● **AIM**
From the line that has "Parse this screenshot: output" down to the final line of the listing below, transcribe every line exactly, and only those.
** begin TASK INPUTS **
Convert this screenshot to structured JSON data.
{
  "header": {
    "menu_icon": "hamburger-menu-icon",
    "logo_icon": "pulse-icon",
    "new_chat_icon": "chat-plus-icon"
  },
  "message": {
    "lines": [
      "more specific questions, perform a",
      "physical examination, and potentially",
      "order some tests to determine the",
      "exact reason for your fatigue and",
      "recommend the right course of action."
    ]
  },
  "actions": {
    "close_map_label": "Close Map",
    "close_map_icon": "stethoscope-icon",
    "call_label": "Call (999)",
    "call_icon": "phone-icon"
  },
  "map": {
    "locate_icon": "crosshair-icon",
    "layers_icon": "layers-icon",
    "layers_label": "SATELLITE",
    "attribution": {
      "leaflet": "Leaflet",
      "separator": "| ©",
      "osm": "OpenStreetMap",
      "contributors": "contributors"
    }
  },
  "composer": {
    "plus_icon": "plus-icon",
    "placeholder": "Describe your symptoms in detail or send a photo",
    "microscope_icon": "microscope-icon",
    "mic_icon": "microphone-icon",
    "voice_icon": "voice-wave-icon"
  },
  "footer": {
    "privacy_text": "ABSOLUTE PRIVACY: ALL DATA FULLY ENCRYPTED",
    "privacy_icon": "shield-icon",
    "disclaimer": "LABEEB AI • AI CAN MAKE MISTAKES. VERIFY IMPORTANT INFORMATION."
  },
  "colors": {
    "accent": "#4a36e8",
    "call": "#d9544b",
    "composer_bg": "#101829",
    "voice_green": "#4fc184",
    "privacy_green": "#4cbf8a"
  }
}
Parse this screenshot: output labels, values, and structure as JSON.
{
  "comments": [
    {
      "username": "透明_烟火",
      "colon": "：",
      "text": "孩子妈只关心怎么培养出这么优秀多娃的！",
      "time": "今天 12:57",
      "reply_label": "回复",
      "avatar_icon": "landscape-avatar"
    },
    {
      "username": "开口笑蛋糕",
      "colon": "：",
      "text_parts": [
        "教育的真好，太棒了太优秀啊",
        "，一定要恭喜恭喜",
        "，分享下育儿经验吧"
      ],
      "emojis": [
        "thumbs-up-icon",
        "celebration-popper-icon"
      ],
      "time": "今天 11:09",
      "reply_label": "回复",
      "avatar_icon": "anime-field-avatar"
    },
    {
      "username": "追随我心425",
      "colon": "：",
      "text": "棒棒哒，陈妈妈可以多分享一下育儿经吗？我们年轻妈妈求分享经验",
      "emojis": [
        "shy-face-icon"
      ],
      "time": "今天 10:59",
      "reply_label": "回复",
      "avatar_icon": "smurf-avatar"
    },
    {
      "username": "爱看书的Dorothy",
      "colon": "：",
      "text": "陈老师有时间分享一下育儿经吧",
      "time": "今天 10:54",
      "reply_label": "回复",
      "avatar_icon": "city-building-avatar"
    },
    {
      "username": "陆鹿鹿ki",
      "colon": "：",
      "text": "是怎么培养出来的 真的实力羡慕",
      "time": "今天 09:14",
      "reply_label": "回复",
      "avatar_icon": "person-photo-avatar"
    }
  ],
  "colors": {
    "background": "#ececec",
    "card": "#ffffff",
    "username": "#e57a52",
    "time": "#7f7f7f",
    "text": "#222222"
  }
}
** end TASK INPUTS **
● **THE SOLUTION**
Parse this screenshot: output labels, values, and structure as JSON.
{
  "comments": [
    {
      "username": "透明_烟火",
      "colon": "：",
      "text": "孩子妈只关心怎么培养出这么优秀多娃的！",
      "time": "今天 12:57",
      "reply_label": "回复",
      "avatar_icon": "landscape-avatar"
    },
    {
      "username": "开口笑蛋糕",
      "colon": "：",
      "text_parts": [
        "教育的真好，太棒了太优秀啊",
        "，一定要恭喜恭喜",
        "，分享下育儿经验吧"
      ],
      "emojis": [
        "thumbs-up-icon",
        "celebration-popper-icon"
      ],
      "time": "今天 11:09",
      "reply_label": "回复",
      "avatar_icon": "anime-field-avatar"
    },
    {
      "username": "追随我心425",
      "colon": "：",
      "text": "棒棒哒，陈妈妈可以多分享一下育儿经吗？我们年轻妈妈求分享经验",
      "emojis": [
        "shy-face-icon"
      ],
      "time": "今天 10:59",
      "reply_label": "回复",
      "avatar_icon": "smurf-avatar"
    },
    {
      "username": "爱看书的Dorothy",
      "colon": "：",
      "text": "陈老师有时间分享一下育儿经吧",
      "time": "今天 10:54",
      "reply_label": "回复",
      "avatar_icon": "city-building-avatar"
    },
    {
      "username": "陆鹿鹿ki",
      "colon": "：",
      "text": "是怎么培养出来的 真的实力羡慕",
      "time": "今天 09:14",
      "reply_label": "回复",
      "avatar_icon": "person-photo-avatar"
    }
  ],
  "colors": {
    "background": "#ececec",
    "card": "#ffffff",
    "username": "#e57a52",
    "time": "#7f7f7f",
    "text": "#222222"
  }
}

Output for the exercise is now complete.